◆ WHAT IS BEING ASKED ◆
Return the listing word for word, as given.

━━━ INFORMATION PROVIDED

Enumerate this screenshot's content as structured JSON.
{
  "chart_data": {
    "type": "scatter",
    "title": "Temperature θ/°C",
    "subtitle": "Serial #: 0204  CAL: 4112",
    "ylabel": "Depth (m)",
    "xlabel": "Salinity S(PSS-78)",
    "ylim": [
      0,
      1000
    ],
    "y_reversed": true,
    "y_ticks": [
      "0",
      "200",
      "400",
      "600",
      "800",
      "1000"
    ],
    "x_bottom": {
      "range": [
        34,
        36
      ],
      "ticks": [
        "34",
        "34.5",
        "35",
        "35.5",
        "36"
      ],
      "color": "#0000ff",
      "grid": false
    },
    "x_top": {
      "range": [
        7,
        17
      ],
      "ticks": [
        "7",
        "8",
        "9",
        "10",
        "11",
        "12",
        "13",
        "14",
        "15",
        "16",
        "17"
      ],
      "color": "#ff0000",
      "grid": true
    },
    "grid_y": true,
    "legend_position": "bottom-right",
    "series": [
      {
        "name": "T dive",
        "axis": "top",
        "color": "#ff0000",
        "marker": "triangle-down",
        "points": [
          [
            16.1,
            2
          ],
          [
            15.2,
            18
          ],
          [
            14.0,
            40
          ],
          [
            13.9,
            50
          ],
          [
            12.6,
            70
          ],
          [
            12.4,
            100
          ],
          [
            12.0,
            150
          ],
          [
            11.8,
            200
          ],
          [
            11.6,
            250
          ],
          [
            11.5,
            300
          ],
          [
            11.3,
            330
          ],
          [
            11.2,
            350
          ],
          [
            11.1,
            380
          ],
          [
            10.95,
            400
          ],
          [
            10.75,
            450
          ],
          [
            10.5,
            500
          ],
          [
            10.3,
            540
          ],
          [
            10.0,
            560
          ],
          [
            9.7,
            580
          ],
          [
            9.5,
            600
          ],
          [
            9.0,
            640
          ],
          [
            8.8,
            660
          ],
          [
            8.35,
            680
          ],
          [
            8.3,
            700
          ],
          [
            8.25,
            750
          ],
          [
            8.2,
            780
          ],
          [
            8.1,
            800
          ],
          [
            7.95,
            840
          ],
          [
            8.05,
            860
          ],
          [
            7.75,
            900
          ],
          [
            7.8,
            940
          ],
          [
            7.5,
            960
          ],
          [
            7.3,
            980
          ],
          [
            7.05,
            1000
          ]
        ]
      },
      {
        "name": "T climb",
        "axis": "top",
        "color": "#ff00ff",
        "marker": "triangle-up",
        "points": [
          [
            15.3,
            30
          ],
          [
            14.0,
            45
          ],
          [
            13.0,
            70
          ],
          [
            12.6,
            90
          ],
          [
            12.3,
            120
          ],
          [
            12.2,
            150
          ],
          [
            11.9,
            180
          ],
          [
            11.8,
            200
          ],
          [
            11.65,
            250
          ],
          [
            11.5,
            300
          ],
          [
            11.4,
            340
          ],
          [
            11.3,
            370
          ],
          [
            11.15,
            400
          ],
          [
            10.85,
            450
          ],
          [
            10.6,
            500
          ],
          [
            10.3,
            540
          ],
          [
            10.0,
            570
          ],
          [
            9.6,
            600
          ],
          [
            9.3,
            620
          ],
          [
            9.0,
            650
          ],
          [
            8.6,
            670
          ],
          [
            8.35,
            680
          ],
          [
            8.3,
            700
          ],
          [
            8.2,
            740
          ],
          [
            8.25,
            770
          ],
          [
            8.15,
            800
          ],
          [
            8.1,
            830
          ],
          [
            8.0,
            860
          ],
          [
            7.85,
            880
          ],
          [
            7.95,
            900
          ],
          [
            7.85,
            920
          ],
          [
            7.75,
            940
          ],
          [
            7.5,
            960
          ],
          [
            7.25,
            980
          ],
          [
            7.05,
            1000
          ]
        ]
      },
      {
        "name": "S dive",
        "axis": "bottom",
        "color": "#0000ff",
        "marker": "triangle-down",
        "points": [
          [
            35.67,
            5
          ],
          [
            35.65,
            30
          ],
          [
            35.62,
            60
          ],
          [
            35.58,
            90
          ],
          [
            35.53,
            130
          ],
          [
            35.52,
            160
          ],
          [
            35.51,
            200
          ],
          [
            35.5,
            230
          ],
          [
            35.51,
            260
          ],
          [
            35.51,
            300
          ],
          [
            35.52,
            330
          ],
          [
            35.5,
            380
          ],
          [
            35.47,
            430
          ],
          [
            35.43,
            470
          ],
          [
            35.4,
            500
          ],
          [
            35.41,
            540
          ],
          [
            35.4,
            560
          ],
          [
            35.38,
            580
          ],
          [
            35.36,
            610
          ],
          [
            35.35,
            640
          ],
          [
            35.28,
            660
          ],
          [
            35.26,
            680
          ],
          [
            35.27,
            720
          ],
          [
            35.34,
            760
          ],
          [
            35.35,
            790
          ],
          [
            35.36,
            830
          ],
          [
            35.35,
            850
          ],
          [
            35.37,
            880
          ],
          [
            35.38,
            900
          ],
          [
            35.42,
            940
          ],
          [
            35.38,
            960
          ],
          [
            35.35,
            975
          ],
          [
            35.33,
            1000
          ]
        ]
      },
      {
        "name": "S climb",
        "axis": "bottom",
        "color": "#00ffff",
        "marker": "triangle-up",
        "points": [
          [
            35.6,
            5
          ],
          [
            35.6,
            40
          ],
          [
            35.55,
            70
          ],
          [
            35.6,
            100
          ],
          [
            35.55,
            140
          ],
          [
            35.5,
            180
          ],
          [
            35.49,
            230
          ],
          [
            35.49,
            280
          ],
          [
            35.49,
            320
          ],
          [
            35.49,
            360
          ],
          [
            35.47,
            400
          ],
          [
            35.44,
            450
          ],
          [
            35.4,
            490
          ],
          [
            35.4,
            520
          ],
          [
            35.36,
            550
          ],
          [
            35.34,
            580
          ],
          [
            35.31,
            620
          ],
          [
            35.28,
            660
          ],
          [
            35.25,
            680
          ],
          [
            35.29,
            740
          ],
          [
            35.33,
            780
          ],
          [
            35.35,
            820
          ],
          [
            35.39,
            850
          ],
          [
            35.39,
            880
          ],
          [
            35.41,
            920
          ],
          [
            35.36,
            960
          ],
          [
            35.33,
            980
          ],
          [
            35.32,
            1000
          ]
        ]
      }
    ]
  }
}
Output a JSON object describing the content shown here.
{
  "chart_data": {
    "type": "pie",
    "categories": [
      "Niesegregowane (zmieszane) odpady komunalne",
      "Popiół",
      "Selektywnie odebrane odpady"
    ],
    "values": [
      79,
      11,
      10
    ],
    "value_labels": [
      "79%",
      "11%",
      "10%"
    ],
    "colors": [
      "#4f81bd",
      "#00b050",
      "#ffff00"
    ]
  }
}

━━━━━━

◆ RESULT ◆
Enumerate this screenshot's content as structured JSON.
{
  "chart_data": {
    "type": "scatter",
    "title": "Temperature θ/°C",
    "subtitle": "Serial #: 0204  CAL: 4112",
    "ylabel": "Depth (m)",
    "xlabel": "Salinity S(PSS-78)",
    "ylim": [
      0,
      1000
    ],
    "y_reversed": true,
    "y_ticks": [
      "0",
      "200",
      "400",
      "600",
      "800",
      "1000"
    ],
    "x_bottom": {
      "range": [
        34,
        36
      ],
      "ticks": [
        "34",
        "34.5",
        "35",
        "35.5",
        "36"
      ],
      "color": "#0000ff",
      "grid": false
    },
    "x_top": {
      "range": [
        7,
        17
      ],
      "ticks": [
        "7",
        "8",
        "9",
        "10",
        "11",
        "12",
        "13",
        "14",
        "15",
        "16",
        "17"
      ],
      "color": "#ff0000",
      "grid": true
    },
    "grid_y": true,
    "legend_position": "bottom-right",
    "series": [
      {
        "name": "T dive",
        "axis": "top",
        "color": "#ff0000",
        "marker": "triangle-down",
        "points": [
          [
            16.1,
            2
          ],
          [
            15.2,
            18
          ],
          [
            14.0,
            40
          ],
          [
            13.9,
            50
          ],
          [
            12.6,
            70
          ],
          [
            12.4,
            100
          ],
          [
            12.0,
            150
          ],
          [
            11.8,
            200
          ],
          [
            11.6,
            250
          ],
          [
            11.5,
            300
          ],
          [
            11.3,
            330
          ],
          [
            11.2,
            350
          ],
          [
            11.1,
            380
          ],
          [
            10.95,
            400
          ],
          [
            10.75,
            450
          ],
          [
            10.5,
            500
          ],
          [
            10.3,
            540
          ],
          [
            10.0,
            560
          ],
          [
            9.7,
            580
          ],
          [
            9.5,
            600
          ],
          [
            9.0,
            640
          ],
          [
            8.8,
            660
          ],
          [
            8.35,
            680
          ],
          [
            8.3,
            700
          ],
          [
            8.25,
            750
          ],
          [
            8.2,
            780
          ],
          [
            8.1,
            800
          ],
          [
            7.95,
            840
          ],
          [
            8.05,
            860
          ],
          [
            7.75,
            900
          ],
          [
            7.8,
            940
          ],
          [
            7.5,
            960
          ],
          [
            7.3,
            980
          ],
          [
            7.05,
            1000
          ]
        ]
      },
      {
        "name": "T climb",
        "axis": "top",
        "color": "#ff00ff",
        "marker": "triangle-up",
        "points": [
          [
            15.3,
            30
          ],
          [
            14.0,
            45
          ],
          [
            13.0,
            70
          ],
          [
            12.6,
            90
          ],
          [
            12.3,
            120
          ],
          [
            12.2,
            150
          ],
          [
            11.9,
            180
          ],
          [
            11.8,
            200
          ],
          [
            11.65,
            250
          ],
          [
            11.5,
            300
          ],
          [
            11.4,
            340
          ],
          [
            11.3,
            370
          ],
          [
            11.15,
            400
          ],
          [
            10.85,
            450
          ],
          [
            10.6,
            500
          ],
          [
            10.3,
            540
          ],
          [
            10.0,
            570
          ],
          [
            9.6,
            600
          ],
          [
            9.3,
            620
          ],
          [
            9.0,
            650
          ],
          [
            8.6,
            670
          ],
          [
            8.35,
            680
          ],
          [
            8.3,
            700
          ],
          [
            8.2,
            740
          ],
          [
            8.25,
            770
          ],
          [
            8.15,
            800
          ],
          [
            8.1,
            830
          ],
          [
            8.0,
            860
          ],
          [
            7.85,
            880
          ],
          [
            7.95,
            900
          ],
          [
            7.85,
            920
          ],
          [
            7.75,
            940
          ],
          [
            7.5,
            960
          ],
          [
            7.25,
            980
          ],
          [
            7.05,
            1000
          ]
        ]
      },
      {
        "name": "S dive",
        "axis": "bottom",
        "color": "#0000ff",
        "marker": "triangle-down",
        "points": [
          [
            35.67,
            5
          ],
          [
            35.65,
            30
          ],
          [
            35.62,
            60
          ],
          [
            35.58,
            90
          ],
          [
            35.53,
            130
          ],
          [
            35.52,
            160
          ],
          [
            35.51,
            200
          ],
          [
            35.5,
            230
          ],
          [
            35.51,
            260
          ],
          [
            35.51,
            300
          ],
          [
            35.52,
            330
          ],
          [
            35.5,
            380
          ],
          [
            35.47,
            430
          ],
          [
            35.43,
            470
          ],
          [
            35.4,
            500
          ],
          [
            35.41,
            540
          ],
          [
            35.4,
            560
          ],
          [
            35.38,
            580
          ],
          [
            35.36,
            610
          ],
          [
            35.35,
            640
          ],
          [
            35.28,
            660
          ],
          [
            35.26,
            680
          ],
          [
            35.27,
            720
          ],
          [
            35.34,
            760
          ],
          [
            35.35,
            790
          ],
          [
            35.36,
            830
          ],
          [
            35.35,
            850
          ],
          [
            35.37,
            880
          ],
          [
            35.38,
            900
          ],
          [
            35.42,
            940
          ],
          [
            35.38,
            960
          ],
          [
            35.35,
            975
          ],
          [
            35.33,
            1000
          ]
        ]
      },
      {
        "name": "S climb",
        "axis": "bottom",
        "color": "#00ffff",
        "marker": "triangle-up",
        "points": [
          [
            35.6,
            5
          ],
          [
            35.6,
            40
          ],
          [
            35.55,
            70
          ],
          [
            35.6,
            100
          ],
          [
            35.55,
            140
          ],
          [
            35.5,
            180
          ],
          [
            35.49,
            230
          ],
          [
            35.49,
            280
          ],
          [
            35.49,
            320
          ],
          [
            35.49,
            360
          ],
          [
            35.47,
            400
          ],
          [
            35.44,
            450
          ],
          [
            35.4,
            490
          ],
          [
            35.4,
            520
          ],
          [
            35.36,
            550
          ],
          [
            35.34,
            580
          ],
          [
            35.31,
            620
          ],
          [
            35.28,
            660
          ],
          [
            35.25,
            680
          ],
          [
            35.29,
            740
          ],
          [
            35.33,
            780
          ],
          [
            35.35,
            820
          ],
          [
            35.39,
            850
          ],
          [
            35.39,
            880
          ],
          [
            35.41,
            920
          ],
          [
            35.36,
            960
          ],
          [
            35.33,
            980
          ],
          [
            35.32,
            1000
          ]
        ]
      }
    ]
  }
}
Output a JSON object describing the content shown here.
{
  "chart_data": {
    "type": "pie",
    "categories": [
      "Niesegregowane (zmieszane) odpady komunalne",
      "Popiół",
      "Selektywnie odebrane odpady"
    ],
    "values": [
      79,
      11,
      10
    ],
    "value_labels": [
      "79%",
      "11%",
      "10%"
    ],
    "colors": [
      "#4f81bd",
      "#00b050",
      "#ffff00"
    ]
  }
}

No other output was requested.